▶ Given task:
Go through the data below and gather each line containing "solid".
───── Records shown ─────
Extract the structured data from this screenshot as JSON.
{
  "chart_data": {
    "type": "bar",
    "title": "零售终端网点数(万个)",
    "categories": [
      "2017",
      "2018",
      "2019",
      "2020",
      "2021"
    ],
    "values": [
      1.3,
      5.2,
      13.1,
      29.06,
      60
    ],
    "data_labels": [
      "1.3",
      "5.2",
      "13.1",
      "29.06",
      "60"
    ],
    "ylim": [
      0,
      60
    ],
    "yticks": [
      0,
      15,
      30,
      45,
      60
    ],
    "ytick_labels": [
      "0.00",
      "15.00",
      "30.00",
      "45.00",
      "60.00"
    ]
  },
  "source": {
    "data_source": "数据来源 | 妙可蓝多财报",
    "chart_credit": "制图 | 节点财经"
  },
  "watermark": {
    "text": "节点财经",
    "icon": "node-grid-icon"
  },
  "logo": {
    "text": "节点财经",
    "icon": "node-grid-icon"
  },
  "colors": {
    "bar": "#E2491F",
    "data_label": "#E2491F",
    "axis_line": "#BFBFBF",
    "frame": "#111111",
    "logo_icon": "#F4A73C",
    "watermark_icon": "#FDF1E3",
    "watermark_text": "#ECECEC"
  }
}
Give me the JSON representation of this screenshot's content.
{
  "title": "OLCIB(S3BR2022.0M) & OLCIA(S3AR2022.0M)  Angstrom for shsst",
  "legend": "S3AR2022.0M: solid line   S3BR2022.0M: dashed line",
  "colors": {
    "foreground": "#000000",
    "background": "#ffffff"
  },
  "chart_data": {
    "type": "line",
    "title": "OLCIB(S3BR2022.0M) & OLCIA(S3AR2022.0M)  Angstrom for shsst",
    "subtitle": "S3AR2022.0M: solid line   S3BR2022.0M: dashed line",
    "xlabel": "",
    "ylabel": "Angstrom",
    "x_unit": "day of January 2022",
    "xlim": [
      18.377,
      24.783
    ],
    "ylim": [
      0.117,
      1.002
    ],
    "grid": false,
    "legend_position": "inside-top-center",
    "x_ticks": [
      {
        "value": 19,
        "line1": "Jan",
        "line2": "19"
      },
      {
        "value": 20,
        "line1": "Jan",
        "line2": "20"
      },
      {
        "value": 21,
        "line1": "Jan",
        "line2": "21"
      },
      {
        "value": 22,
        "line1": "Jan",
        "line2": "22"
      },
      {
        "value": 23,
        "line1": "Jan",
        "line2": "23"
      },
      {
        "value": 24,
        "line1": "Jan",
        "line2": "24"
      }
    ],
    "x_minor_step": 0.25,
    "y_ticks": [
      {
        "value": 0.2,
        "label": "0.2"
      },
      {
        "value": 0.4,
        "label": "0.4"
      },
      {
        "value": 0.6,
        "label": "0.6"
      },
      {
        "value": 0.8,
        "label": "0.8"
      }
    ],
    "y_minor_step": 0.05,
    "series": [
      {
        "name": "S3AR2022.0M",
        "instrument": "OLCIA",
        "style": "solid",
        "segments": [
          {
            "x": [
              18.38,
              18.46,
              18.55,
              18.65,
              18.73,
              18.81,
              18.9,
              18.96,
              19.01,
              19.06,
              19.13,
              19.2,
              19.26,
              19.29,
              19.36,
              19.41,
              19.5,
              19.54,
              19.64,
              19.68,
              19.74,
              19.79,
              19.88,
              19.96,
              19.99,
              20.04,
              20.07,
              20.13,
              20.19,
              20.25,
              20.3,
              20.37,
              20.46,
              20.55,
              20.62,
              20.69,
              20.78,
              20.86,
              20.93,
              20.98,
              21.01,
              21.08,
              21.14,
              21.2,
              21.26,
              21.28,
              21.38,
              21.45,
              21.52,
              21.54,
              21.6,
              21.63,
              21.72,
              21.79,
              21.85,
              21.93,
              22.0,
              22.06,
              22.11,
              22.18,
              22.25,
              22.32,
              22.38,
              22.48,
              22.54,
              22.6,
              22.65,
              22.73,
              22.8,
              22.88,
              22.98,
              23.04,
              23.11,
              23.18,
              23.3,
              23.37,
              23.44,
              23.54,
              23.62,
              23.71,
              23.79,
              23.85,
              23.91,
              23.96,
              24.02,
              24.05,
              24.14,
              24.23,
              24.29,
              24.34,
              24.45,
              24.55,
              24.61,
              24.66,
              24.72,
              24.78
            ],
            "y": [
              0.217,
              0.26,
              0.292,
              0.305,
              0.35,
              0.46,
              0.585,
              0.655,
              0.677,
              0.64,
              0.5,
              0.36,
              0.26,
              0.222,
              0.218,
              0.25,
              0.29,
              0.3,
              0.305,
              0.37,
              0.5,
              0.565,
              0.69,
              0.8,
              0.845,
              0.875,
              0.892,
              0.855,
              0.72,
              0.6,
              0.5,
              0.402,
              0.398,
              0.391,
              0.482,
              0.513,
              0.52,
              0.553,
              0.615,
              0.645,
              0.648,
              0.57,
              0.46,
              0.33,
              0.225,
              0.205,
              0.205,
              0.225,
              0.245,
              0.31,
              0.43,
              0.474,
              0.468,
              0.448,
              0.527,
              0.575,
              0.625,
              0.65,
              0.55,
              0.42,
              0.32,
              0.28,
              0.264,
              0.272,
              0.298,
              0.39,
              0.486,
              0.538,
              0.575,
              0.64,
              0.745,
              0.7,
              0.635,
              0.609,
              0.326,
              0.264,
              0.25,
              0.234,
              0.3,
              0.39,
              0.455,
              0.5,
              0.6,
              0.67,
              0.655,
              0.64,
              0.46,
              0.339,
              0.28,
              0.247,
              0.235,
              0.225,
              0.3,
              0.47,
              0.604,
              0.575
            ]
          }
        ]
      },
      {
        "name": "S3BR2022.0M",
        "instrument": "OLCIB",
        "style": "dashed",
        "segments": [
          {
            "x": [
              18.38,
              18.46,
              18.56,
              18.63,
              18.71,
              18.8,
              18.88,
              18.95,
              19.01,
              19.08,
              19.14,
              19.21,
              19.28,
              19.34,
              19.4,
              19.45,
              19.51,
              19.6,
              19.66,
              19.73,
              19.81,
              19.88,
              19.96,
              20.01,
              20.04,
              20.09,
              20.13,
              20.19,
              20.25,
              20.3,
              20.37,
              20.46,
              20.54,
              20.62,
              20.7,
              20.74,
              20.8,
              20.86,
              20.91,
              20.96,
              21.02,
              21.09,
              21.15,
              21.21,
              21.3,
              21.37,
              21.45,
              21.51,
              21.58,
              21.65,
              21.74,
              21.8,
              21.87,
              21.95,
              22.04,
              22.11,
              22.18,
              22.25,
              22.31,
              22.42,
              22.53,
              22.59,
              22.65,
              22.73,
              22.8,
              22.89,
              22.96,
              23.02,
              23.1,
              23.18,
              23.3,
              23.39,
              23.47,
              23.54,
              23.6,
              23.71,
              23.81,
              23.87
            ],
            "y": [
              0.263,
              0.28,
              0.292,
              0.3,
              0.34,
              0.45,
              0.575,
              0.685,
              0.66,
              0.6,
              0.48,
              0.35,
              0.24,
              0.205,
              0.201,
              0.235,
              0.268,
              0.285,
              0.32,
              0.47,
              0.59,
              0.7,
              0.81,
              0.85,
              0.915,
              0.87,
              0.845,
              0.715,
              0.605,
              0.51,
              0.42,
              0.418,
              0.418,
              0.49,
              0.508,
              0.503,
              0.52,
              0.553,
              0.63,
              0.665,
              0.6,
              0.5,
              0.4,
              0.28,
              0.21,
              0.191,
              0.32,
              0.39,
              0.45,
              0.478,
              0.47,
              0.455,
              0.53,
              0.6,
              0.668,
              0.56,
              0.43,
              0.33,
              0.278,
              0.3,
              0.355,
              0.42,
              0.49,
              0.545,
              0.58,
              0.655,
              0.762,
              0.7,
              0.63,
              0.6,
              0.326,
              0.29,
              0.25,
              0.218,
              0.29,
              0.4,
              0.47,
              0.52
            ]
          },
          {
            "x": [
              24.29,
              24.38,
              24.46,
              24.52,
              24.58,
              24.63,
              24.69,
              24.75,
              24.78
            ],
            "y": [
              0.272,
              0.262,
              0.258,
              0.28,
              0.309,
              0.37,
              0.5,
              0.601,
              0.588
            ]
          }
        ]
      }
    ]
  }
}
─────
▶ Problem solution:
  "legend": "S3AR2022.0M: solid line   S3BR2022.0M: dashed line",
    "subtitle": "S3AR2022.0M: solid line   S3BR2022.0M: dashed line",
        "style": "solid",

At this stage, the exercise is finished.